§ **Data**
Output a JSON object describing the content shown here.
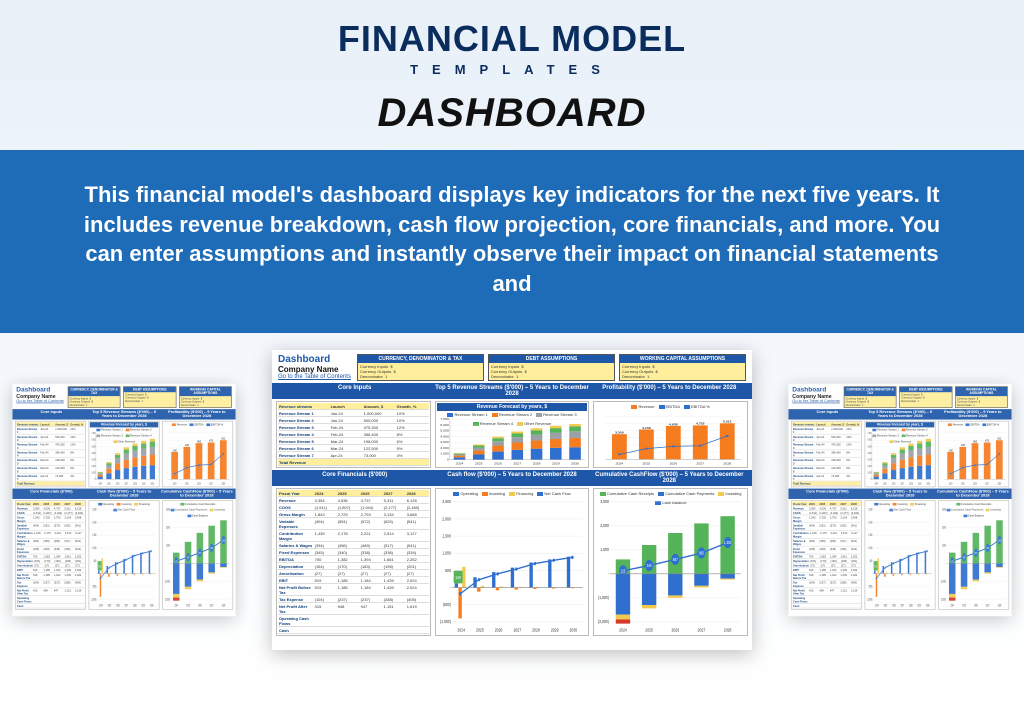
{
  "header": {
    "brand": "FINANCIAL MODEL",
    "brand_sub": "TEMPLATES",
    "page_title": "DASHBOARD",
    "description": "This financial model's dashboard displays key indicators for the next five years. It includes revenue breakdown, cash flow projection, core financials, and more. You can enter assumptions and instantly observe their impact on financial statements and"
  },
  "colors": {
    "brand_navy": "#0a2d5e",
    "band": "#1e6bb8",
    "section": "#1e57a8",
    "yellow": "#ffef9c",
    "orange": "#f57c1f",
    "blue": "#2f6fcf",
    "midblue": "#5a8fd8",
    "green": "#55b35a",
    "red": "#d73a2a",
    "grey": "#9aa0a6"
  },
  "dashboard": {
    "title": "Dashboard",
    "company": "Company Name",
    "link": "Go to the Table of Contents",
    "assumption_groups": [
      "CURRENCY, DENOMINATOR & TAX",
      "DEBT ASSUMPTIONS",
      "WORKING CAPITAL ASSUMPTIONS"
    ],
    "years": [
      "2024",
      "2025",
      "2026",
      "2027",
      "2028"
    ],
    "years_ext": [
      "2024",
      "2025",
      "2026",
      "2027",
      "2028",
      "2029",
      "2030"
    ],
    "core_inputs": {
      "title": "Core Inputs",
      "revenue_forecast": {
        "title": "Revenue Forecast by years, $",
        "ylim": [
          0,
          7000
        ],
        "ytick_step": 1000,
        "categories": [
          "2024",
          "2025",
          "2026",
          "2027",
          "2028",
          "2029",
          "2030"
        ],
        "stacks": {
          "series": [
            "Stream1",
            "Stream2",
            "Stream3",
            "Stream4",
            "Other"
          ],
          "colors": [
            "#2f6fcf",
            "#f57c1f",
            "#9aa0a6",
            "#55b35a",
            "#f2c94c"
          ],
          "values": [
            [
              400,
              300,
              200,
              150,
              80
            ],
            [
              900,
              700,
              500,
              350,
              180
            ],
            [
              1400,
              1050,
              750,
              520,
              270
            ],
            [
              1700,
              1280,
              920,
              640,
              330
            ],
            [
              1900,
              1430,
              1030,
              720,
              370
            ],
            [
              2050,
              1540,
              1110,
              770,
              400
            ],
            [
              2150,
              1620,
              1170,
              820,
              420
            ]
          ]
        },
        "legend": [
          "Revenue Stream 1",
          "Revenue Stream 2",
          "Revenue Stream 3",
          "Revenue Stream 4",
          "Other Revenue"
        ]
      },
      "table": {
        "headers": [
          "Revenue streams",
          "Launch",
          "Amount, $",
          "Growth, %"
        ],
        "rows": [
          [
            "Revenue Stream 1",
            "Jan-24",
            "1,000,000",
            "10%"
          ],
          [
            "Revenue Stream 2",
            "Jan-24",
            "500,000",
            "10%"
          ],
          [
            "Revenue Stream 3",
            "Feb-24",
            "475,300",
            "12%"
          ],
          [
            "Revenue Stream 4",
            "Feb-24",
            "356,400",
            "8%"
          ],
          [
            "Revenue Stream 5",
            "Mar-24",
            "198,000",
            "6%"
          ],
          [
            "Revenue Stream 6",
            "Mar-24",
            "122,500",
            "5%"
          ],
          [
            "Revenue Stream 7",
            "Apr-24",
            "73,000",
            "4%"
          ]
        ],
        "total_label": "Total Revenue"
      }
    },
    "top5": {
      "title": "Top 5 Revenue Streams ($'000) – 5 Years to December 2028"
    },
    "profitability": {
      "title": "Profitability ($'000) – 5 Years to December 2028",
      "legend": [
        "Revenue",
        "EBITDA",
        "EBITDA %"
      ],
      "legend_colors": [
        "#f57c1f",
        "#2f6fcf",
        "#2f6fcf"
      ],
      "ylim": [
        0,
        6000
      ],
      "categories": [
        "2024",
        "2025",
        "2026",
        "2027",
        "2028"
      ],
      "revenue": [
        3500,
        4158,
        4638,
        4722,
        5012
      ],
      "ebitda": [
        700,
        1500,
        1810,
        1900,
        3254
      ],
      "ebitda_pct": [
        20,
        36,
        39,
        40,
        65
      ],
      "labels": [
        "3,500",
        "4,158",
        "4,638",
        "4,722",
        "5,012"
      ],
      "ebitda_labels": [
        "",
        "",
        "",
        "",
        "3,254"
      ]
    },
    "core_financials": {
      "title": "Core Financials ($'000)",
      "headers": [
        "Fiscal Year",
        "2024",
        "2025",
        "2026",
        "2027",
        "2028"
      ],
      "rows": [
        [
          "Revenue",
          "3,354",
          "4,536",
          "4,737",
          "5,311",
          "6,128"
        ],
        [
          "COGS",
          "(1,511)",
          "(1,807)",
          "(1,944)",
          "(2,177)",
          "(2,460)"
        ],
        [
          "Gross Margin",
          "1,843",
          "2,729",
          "2,793",
          "3,134",
          "3,668"
        ],
        [
          "Variable Expenses",
          "(404)",
          "(551)",
          "(572)",
          "(620)",
          "(541)"
        ],
        [
          "Contribution Margin",
          "1,439",
          "2,178",
          "2,221",
          "2,514",
          "3,127"
        ],
        [
          "Salaries & Wages",
          "(394)",
          "(456)",
          "(489)",
          "(517)",
          "(541)"
        ],
        [
          "Fixed Expenses",
          "(345)",
          "(340)",
          "(338)",
          "(336)",
          "(334)"
        ],
        [
          "EBITDA",
          "700",
          "1,382",
          "1,394",
          "1,661",
          "2,252"
        ],
        [
          "Depreciation",
          "(154)",
          "(170)",
          "(183)",
          "(195)",
          "(201)"
        ],
        [
          "Amortisation",
          "(27)",
          "(27)",
          "(27)",
          "(27)",
          "(27)"
        ],
        [
          "EBIT",
          "519",
          "1,185",
          "1,184",
          "1,439",
          "2,024"
        ],
        [
          "Net Profit Before Tax",
          "519",
          "1,185",
          "1,184",
          "1,439",
          "2,024"
        ],
        [
          "Tax Expense",
          "(104)",
          "(237)",
          "(237)",
          "(288)",
          "(405)"
        ],
        [
          "Net Profit After Tax",
          "415",
          "948",
          "947",
          "1,151",
          "1,619"
        ],
        [
          "Operating Cash Flows",
          "",
          "",
          "",
          "",
          ""
        ],
        [
          "Cash",
          "",
          "",
          "",
          "",
          ""
        ]
      ]
    },
    "cash_flow": {
      "title": "Cash flow ($'000) – 5 Years to December 2028",
      "legend": [
        "Operating",
        "Investing",
        "Financing",
        "Net Cash Flow"
      ],
      "legend_colors": [
        "#2f6fcf",
        "#f57c1f",
        "#f2c94c",
        "#2f6fcf"
      ],
      "ylim": [
        -1000,
        2500
      ],
      "ytick_step": 500,
      "categories": [
        "2024",
        "2025",
        "2026",
        "2027",
        "2028",
        "2029",
        "2030"
      ],
      "operating": [
        120,
        300,
        450,
        580,
        730,
        820,
        900
      ],
      "investing": [
        -900,
        -120,
        -80,
        -60,
        -40,
        -30,
        -20
      ],
      "financing": [
        600,
        50,
        30,
        20,
        10,
        5,
        0
      ],
      "net": [
        -180,
        230,
        400,
        540,
        700,
        795,
        880
      ],
      "first_label": "120"
    },
    "cumulative_cf": {
      "title": "Cumulative CashFlow ($'000) – 5 Years to December 2028",
      "legend": [
        "Cumulative Cash Receipts",
        "Cumulative Cash Payments",
        "Investing",
        "Cash Balance"
      ],
      "legend_colors": [
        "#55b35a",
        "#2f6fcf",
        "#f2c94c",
        "#2f6fcf"
      ],
      "ylim": [
        -2000,
        3000
      ],
      "ytick_step": 1000,
      "categories": [
        "2024",
        "2025",
        "2026",
        "2027",
        "2028"
      ],
      "receipts_pos": [
        600,
        1200,
        1700,
        2100,
        2400
      ],
      "payments_neg": [
        -1700,
        -1300,
        -900,
        -500,
        -200
      ],
      "invest_neg": [
        -200,
        -140,
        -100,
        -70,
        -40
      ],
      "balance": [
        125,
        346,
        597,
        865,
        1303
      ],
      "balance_labels": [
        "125",
        "346",
        "597",
        "865",
        "1,303"
      ]
    }
  }
}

§ **Written instruction**
In the material above, tally every line with the string "December" in it, then give that number alone.

§ **The answer**
4